**TASK INSTRUCTIONS:** Repeat the material verbatim and drop the pictures.

**DATASET:**
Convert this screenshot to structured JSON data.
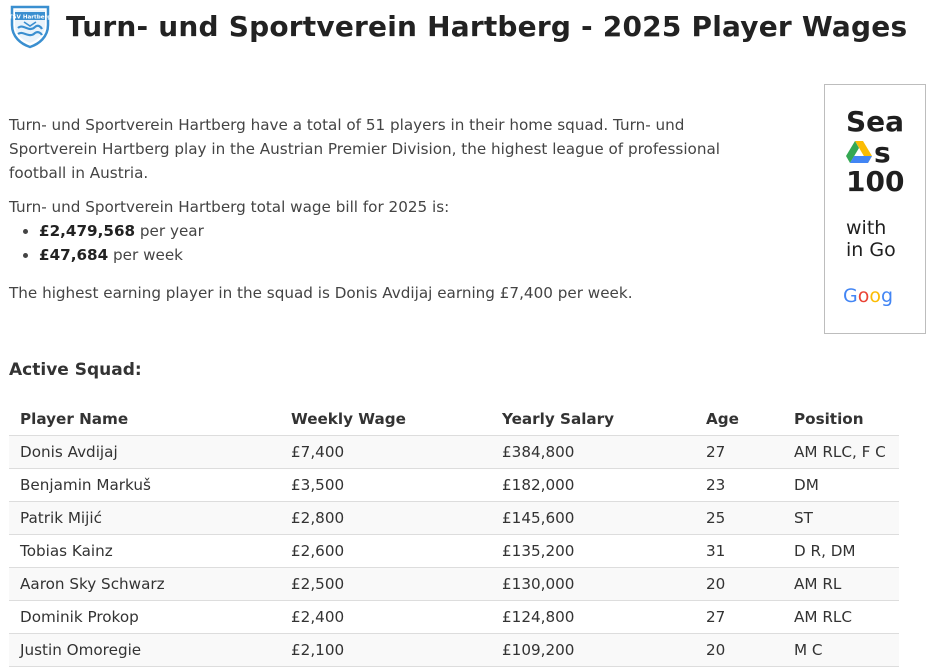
{
  "header": {
    "title": "Turn- und Sportverein Hartberg - 2025 Player Wages",
    "crest_icon": "club-crest-icon",
    "crest_text": "TSV Hartberg"
  },
  "intro": {
    "p1": "Turn- und Sportverein Hartberg have a total of 51 players in their home squad. Turn- und Sportverein Hartberg play in the Austrian Premier Division, the highest league of professional football in Austria.",
    "p2": "Turn- und Sportverein Hartberg total wage bill for 2025 is:",
    "year_amount": "£2,479,568",
    "year_suffix": " per year",
    "week_amount": "£47,684",
    "week_suffix": " per week",
    "p3": "The highest earning player in the squad is Donis Avdijaj earning £7,400 per week."
  },
  "ad": {
    "line1": "Sea",
    "line2": "s",
    "line3": "100",
    "line4": "with",
    "line5": "in Go",
    "brand": "Goog",
    "icon": "google-drive-icon"
  },
  "squad": {
    "heading": "Active Squad:",
    "columns": [
      "Player Name",
      "Weekly Wage",
      "Yearly Salary",
      "Age",
      "Position"
    ],
    "rows": [
      {
        "name": "Donis Avdijaj",
        "weekly": "£7,400",
        "yearly": "£384,800",
        "age": "27",
        "position": "AM RLC, F C"
      },
      {
        "name": "Benjamin Markuš",
        "weekly": "£3,500",
        "yearly": "£182,000",
        "age": "23",
        "position": "DM"
      },
      {
        "name": "Patrik Mijić",
        "weekly": "£2,800",
        "yearly": "£145,600",
        "age": "25",
        "position": "ST"
      },
      {
        "name": "Tobias Kainz",
        "weekly": "£2,600",
        "yearly": "£135,200",
        "age": "31",
        "position": "D R, DM"
      },
      {
        "name": "Aaron Sky Schwarz",
        "weekly": "£2,500",
        "yearly": "£130,000",
        "age": "20",
        "position": "AM RL"
      },
      {
        "name": "Dominik Prokop",
        "weekly": "£2,400",
        "yearly": "£124,800",
        "age": "27",
        "position": "AM RLC"
      },
      {
        "name": "Justin Omoregie",
        "weekly": "£2,100",
        "yearly": "£109,200",
        "age": "20",
        "position": "M C"
      }
    ]
  }
}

**WRITTEN ANSWER:**
Convert this screenshot to structured JSON data.
{
  "header": {
    "title": "Turn- und Sportverein Hartberg - 2025 Player Wages",
    "crest_icon": "club-crest-icon",
    "crest_text": "TSV Hartberg"
  },
  "intro": {
    "p1": "Turn- und Sportverein Hartberg have a total of 51 players in their home squad. Turn- und Sportverein Hartberg play in the Austrian Premier Division, the highest league of professional football in Austria.",
    "p2": "Turn- und Sportverein Hartberg total wage bill for 2025 is:",
    "year_amount": "£2,479,568",
    "year_suffix": " per year",
    "week_amount": "£47,684",
    "week_suffix": " per week",
    "p3": "The highest earning player in the squad is Donis Avdijaj earning £7,400 per week."
  },
  "ad": {
    "line1": "Sea",
    "line2": "s",
    "line3": "100",
    "line4": "with",
    "line5": "in Go",
    "brand": "Goog",
    "icon": "google-drive-icon"
  },
  "squad": {
    "heading": "Active Squad:",
    "columns": [
      "Player Name",
      "Weekly Wage",
      "Yearly Salary",
      "Age",
      "Position"
    ],
    "rows": [
      {
        "name": "Donis Avdijaj",
        "weekly": "£7,400",
        "yearly": "£384,800",
        "age": "27",
        "position": "AM RLC, F C"
      },
      {
        "name": "Benjamin Markuš",
        "weekly": "£3,500",
        "yearly": "£182,000",
        "age": "23",
        "position": "DM"
      },
      {
        "name": "Patrik Mijić",
        "weekly": "£2,800",
        "yearly": "£145,600",
        "age": "25",
        "position": "ST"
      },
      {
        "name": "Tobias Kainz",
        "weekly": "£2,600",
        "yearly": "£135,200",
        "age": "31",
        "position": "D R, DM"
      },
      {
        "name": "Aaron Sky Schwarz",
        "weekly": "£2,500",
        "yearly": "£130,000",
        "age": "20",
        "position": "AM RL"
      },
      {
        "name": "Dominik Prokop",
        "weekly": "£2,400",
        "yearly": "£124,800",
        "age": "27",
        "position": "AM RLC"
      },
      {
        "name": "Justin Omoregie",
        "weekly": "£2,100",
        "yearly": "£109,200",
        "age": "20",
        "position": "M C"
      }
    ]
  }
}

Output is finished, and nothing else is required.